- Problem details: Write out the records again, exactly, leaving none out.

- Data for this task:
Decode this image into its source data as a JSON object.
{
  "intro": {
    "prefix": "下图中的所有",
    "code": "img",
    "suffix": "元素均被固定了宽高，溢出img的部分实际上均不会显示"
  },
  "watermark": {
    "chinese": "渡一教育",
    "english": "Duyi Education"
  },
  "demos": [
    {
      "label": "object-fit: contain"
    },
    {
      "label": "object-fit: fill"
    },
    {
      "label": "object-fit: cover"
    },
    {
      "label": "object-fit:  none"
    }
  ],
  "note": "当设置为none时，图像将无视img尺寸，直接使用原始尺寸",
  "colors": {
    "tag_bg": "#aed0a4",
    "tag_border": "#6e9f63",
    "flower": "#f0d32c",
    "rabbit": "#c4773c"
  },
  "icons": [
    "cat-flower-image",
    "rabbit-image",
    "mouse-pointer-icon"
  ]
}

- Task result:
Decode this image into its source data as a JSON object.
{
  "intro": {
    "prefix": "下图中的所有",
    "code": "img",
    "suffix": "元素均被固定了宽高，溢出img的部分实际上均不会显示"
  },
  "watermark": {
    "chinese": "渡一教育",
    "english": "Duyi Education"
  },
  "demos": [
    {
      "label": "object-fit: contain"
    },
    {
      "label": "object-fit: fill"
    },
    {
      "label": "object-fit: cover"
    },
    {
      "label": "object-fit:  none"
    }
  ],
  "note": "当设置为none时，图像将无视img尺寸，直接使用原始尺寸",
  "colors": {
    "tag_bg": "#aed0a4",
    "tag_border": "#6e9f63",
    "flower": "#f0d32c",
    "rabbit": "#c4773c"
  },
  "icons": [
    "cat-flower-image",
    "rabbit-image",
    "mouse-pointer-icon"
  ]
}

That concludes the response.